== DATASET EXTRACT ==

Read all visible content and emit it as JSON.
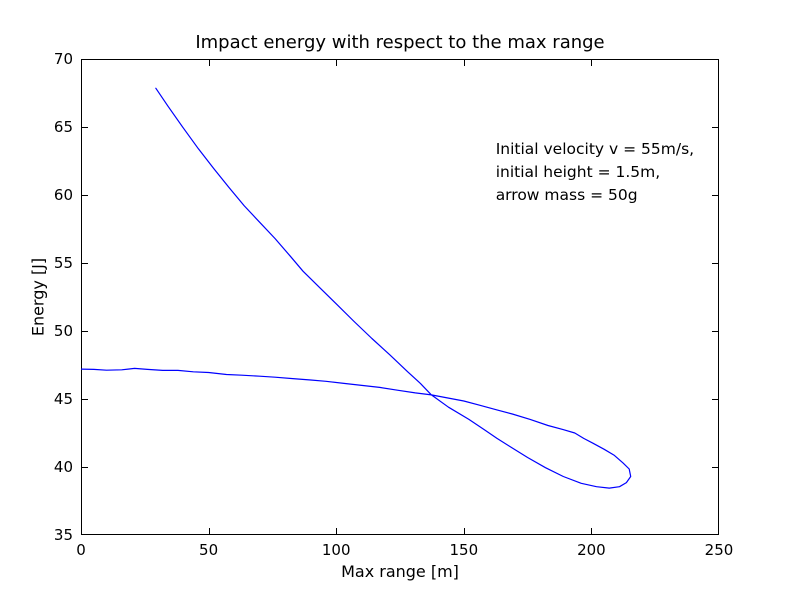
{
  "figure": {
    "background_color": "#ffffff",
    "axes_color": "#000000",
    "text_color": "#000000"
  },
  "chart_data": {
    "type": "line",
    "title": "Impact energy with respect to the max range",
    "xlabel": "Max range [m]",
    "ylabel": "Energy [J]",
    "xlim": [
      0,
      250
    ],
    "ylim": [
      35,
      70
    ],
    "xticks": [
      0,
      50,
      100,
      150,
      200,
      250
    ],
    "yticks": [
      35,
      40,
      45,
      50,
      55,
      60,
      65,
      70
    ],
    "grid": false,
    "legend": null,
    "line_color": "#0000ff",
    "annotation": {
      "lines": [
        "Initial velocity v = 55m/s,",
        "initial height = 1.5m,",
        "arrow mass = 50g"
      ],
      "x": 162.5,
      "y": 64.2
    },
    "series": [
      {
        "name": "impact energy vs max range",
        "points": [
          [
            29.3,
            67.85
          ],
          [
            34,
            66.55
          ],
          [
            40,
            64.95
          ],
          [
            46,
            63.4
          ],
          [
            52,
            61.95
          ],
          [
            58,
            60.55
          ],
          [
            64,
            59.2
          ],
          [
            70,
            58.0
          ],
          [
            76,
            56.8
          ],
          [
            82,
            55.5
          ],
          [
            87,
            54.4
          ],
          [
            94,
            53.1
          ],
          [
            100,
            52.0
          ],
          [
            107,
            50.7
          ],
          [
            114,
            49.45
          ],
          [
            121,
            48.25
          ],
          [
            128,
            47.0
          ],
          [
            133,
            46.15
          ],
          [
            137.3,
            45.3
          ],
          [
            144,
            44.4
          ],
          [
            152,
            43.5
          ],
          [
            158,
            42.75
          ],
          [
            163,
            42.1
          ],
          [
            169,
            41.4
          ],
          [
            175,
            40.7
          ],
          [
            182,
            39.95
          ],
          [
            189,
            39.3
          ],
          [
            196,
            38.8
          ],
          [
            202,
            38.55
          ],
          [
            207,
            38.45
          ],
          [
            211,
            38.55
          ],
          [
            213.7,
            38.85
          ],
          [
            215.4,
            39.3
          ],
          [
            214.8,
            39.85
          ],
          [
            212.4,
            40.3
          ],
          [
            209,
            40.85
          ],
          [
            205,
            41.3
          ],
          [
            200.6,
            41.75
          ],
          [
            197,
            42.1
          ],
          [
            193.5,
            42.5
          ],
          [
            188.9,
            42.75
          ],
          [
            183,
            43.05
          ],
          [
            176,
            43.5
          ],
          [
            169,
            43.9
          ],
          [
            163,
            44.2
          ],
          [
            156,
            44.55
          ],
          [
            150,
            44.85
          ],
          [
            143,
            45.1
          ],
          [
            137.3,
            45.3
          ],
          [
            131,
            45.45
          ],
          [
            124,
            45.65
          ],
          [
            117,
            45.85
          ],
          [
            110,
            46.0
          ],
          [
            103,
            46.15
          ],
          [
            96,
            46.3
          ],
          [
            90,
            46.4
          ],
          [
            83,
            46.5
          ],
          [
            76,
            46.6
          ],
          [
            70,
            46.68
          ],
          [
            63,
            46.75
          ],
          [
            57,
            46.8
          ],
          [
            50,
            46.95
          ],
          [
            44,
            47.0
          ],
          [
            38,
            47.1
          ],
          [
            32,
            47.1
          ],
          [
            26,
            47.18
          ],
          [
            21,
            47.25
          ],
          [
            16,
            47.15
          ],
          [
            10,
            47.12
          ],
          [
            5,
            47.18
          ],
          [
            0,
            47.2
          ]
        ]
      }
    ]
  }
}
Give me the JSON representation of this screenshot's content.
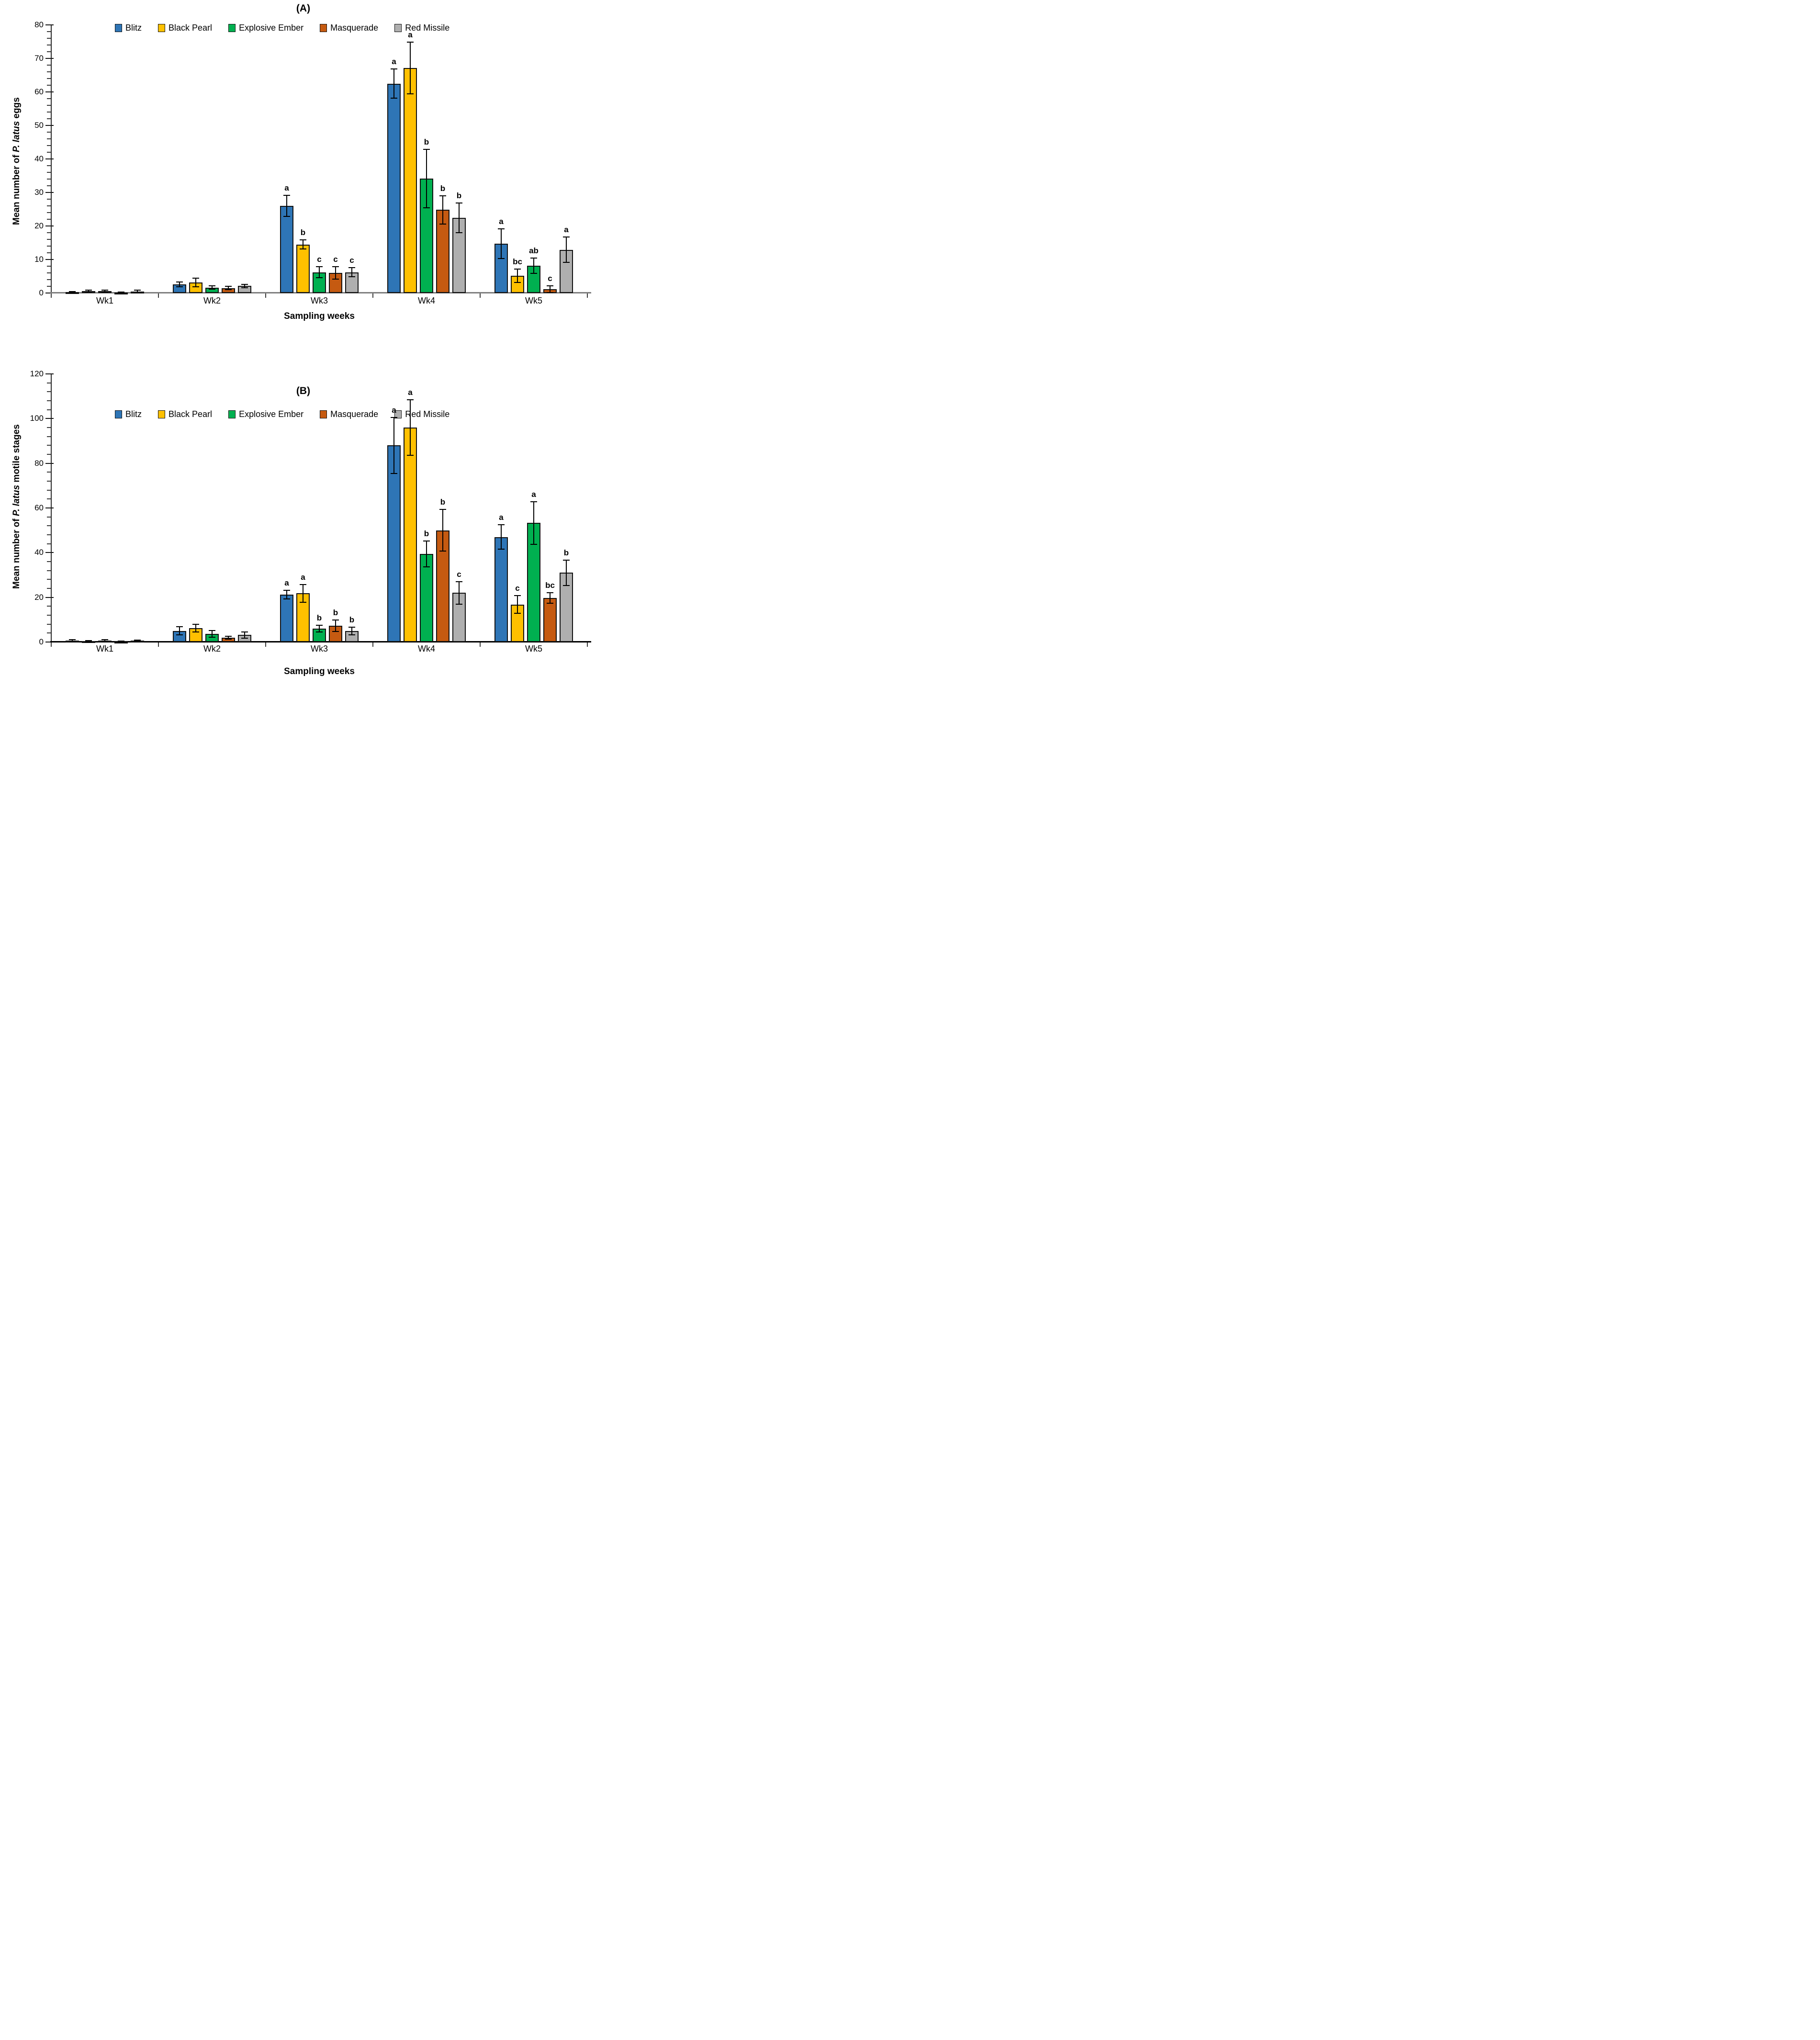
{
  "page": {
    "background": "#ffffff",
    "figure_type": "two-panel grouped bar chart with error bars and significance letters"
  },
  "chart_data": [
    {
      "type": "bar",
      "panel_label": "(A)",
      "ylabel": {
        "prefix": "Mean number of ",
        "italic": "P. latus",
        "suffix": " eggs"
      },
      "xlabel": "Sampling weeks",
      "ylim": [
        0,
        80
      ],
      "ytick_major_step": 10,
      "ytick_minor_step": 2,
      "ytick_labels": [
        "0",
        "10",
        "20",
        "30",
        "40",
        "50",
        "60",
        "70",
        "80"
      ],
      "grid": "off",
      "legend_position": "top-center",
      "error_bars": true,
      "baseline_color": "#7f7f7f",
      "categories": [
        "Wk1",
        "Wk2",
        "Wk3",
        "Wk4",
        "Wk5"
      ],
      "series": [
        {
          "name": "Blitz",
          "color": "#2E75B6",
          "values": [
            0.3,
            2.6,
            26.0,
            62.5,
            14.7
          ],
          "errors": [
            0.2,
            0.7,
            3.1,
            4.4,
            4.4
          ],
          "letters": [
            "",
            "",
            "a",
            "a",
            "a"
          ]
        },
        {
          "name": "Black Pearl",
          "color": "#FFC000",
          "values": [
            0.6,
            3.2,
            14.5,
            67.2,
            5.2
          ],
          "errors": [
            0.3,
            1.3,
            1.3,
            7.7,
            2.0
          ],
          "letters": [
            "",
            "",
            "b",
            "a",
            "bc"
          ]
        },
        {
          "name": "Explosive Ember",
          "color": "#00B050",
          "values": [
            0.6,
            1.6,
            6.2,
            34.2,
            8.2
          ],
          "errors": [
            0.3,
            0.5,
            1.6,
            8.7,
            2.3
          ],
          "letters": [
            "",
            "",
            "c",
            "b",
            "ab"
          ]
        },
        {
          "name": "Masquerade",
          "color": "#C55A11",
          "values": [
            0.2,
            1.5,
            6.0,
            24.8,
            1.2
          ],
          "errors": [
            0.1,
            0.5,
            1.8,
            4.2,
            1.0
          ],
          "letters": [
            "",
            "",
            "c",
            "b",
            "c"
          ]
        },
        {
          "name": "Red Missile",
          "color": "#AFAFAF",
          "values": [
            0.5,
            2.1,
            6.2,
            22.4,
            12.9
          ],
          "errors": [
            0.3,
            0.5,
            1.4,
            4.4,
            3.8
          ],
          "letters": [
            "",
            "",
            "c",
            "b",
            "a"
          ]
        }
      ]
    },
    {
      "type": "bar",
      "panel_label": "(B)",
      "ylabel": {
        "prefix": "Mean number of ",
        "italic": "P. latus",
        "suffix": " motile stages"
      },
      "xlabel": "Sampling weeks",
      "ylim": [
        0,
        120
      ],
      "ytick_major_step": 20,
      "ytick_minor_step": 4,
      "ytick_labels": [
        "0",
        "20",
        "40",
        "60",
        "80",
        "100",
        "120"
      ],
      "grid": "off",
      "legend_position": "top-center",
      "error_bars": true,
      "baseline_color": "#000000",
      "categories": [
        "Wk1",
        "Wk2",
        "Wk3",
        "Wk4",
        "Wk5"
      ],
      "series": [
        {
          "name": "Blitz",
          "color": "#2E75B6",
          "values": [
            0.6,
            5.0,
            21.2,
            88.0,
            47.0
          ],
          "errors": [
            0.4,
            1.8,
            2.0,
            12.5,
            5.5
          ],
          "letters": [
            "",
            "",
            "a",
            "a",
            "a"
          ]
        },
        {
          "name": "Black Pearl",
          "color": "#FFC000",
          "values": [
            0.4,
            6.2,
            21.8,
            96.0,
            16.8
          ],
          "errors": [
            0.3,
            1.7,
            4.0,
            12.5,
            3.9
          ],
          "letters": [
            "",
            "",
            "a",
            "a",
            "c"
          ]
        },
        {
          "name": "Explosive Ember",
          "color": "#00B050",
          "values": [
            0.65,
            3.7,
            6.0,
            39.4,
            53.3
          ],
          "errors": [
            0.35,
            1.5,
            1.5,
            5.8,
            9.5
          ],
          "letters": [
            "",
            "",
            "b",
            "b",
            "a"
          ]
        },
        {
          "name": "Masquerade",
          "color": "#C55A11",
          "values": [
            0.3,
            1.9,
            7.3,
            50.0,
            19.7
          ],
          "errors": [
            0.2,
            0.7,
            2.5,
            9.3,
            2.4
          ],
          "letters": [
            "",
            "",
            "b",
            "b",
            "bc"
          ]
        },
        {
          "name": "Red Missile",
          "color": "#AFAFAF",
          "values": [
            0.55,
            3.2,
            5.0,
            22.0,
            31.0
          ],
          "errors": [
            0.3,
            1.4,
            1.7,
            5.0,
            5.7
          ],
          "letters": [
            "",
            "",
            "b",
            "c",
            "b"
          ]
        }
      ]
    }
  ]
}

===
== DATASET EXTRACT ==

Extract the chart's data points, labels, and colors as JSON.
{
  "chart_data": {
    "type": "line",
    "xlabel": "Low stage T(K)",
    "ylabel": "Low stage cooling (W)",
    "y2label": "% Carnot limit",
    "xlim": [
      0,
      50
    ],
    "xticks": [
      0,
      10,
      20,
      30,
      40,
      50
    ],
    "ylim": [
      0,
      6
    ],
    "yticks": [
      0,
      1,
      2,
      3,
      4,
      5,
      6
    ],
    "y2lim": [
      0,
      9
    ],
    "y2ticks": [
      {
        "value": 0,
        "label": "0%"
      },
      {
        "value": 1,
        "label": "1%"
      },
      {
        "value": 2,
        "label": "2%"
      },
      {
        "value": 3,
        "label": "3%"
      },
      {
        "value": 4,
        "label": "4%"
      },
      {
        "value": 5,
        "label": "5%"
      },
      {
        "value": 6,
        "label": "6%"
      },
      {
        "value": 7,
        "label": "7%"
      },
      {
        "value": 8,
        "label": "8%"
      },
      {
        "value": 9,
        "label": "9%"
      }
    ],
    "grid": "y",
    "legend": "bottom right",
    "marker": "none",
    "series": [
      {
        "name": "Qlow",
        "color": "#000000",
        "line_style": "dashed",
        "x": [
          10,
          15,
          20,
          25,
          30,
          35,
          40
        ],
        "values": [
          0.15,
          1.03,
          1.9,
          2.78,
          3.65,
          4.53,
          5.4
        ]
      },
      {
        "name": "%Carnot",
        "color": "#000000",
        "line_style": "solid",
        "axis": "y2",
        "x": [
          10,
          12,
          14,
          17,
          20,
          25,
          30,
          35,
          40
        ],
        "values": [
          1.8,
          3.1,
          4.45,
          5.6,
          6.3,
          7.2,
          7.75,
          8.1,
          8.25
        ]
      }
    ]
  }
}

===
== DATASET EXTRACT ==

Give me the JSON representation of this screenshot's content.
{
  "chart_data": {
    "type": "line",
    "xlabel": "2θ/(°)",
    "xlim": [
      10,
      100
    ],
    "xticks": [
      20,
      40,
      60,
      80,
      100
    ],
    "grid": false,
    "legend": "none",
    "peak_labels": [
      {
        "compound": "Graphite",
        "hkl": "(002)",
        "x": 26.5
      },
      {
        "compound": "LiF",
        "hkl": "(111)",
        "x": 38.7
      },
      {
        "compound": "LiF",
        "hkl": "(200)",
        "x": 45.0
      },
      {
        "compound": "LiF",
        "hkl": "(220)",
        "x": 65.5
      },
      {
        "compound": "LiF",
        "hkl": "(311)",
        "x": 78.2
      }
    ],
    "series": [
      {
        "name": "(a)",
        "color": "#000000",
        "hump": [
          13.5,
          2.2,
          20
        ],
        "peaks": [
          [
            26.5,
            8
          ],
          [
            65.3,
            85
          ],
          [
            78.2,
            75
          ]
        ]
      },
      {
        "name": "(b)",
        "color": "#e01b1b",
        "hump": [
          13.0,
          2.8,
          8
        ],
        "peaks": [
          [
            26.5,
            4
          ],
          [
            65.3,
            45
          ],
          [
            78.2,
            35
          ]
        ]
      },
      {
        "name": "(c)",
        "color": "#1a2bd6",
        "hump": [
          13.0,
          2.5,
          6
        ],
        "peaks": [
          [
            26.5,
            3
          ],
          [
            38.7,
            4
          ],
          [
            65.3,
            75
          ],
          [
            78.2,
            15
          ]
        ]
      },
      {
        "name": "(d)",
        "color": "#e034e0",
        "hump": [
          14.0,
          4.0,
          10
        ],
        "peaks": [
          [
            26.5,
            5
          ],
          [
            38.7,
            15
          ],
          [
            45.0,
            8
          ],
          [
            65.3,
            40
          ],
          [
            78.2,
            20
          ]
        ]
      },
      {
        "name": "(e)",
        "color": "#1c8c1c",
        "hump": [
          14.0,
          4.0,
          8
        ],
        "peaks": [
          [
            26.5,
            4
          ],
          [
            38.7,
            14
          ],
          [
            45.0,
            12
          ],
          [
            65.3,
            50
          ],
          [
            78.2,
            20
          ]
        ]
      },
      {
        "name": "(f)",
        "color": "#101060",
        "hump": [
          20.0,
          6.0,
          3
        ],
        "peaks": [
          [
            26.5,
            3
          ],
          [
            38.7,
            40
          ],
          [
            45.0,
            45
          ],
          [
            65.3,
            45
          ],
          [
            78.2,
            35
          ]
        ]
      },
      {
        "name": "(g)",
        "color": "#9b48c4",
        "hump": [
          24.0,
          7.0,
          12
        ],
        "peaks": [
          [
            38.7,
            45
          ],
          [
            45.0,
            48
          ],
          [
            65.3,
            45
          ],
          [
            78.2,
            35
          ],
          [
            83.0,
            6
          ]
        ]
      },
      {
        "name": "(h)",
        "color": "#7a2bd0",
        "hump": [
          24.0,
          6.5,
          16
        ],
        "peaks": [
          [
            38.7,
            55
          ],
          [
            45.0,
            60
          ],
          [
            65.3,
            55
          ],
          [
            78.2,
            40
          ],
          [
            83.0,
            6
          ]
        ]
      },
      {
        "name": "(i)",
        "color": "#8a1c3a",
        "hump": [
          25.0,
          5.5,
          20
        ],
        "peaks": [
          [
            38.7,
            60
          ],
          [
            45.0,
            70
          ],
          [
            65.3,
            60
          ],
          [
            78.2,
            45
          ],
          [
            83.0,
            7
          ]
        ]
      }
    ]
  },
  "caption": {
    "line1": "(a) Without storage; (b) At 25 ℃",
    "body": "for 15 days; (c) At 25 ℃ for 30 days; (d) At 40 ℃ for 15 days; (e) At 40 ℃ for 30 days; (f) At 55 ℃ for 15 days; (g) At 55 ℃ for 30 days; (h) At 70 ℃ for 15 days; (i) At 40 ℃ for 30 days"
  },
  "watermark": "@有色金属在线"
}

===

* _AIM_
Tally the lines holding the string "ylabel" and give only the count.

* _ANSWER IN FULL_
4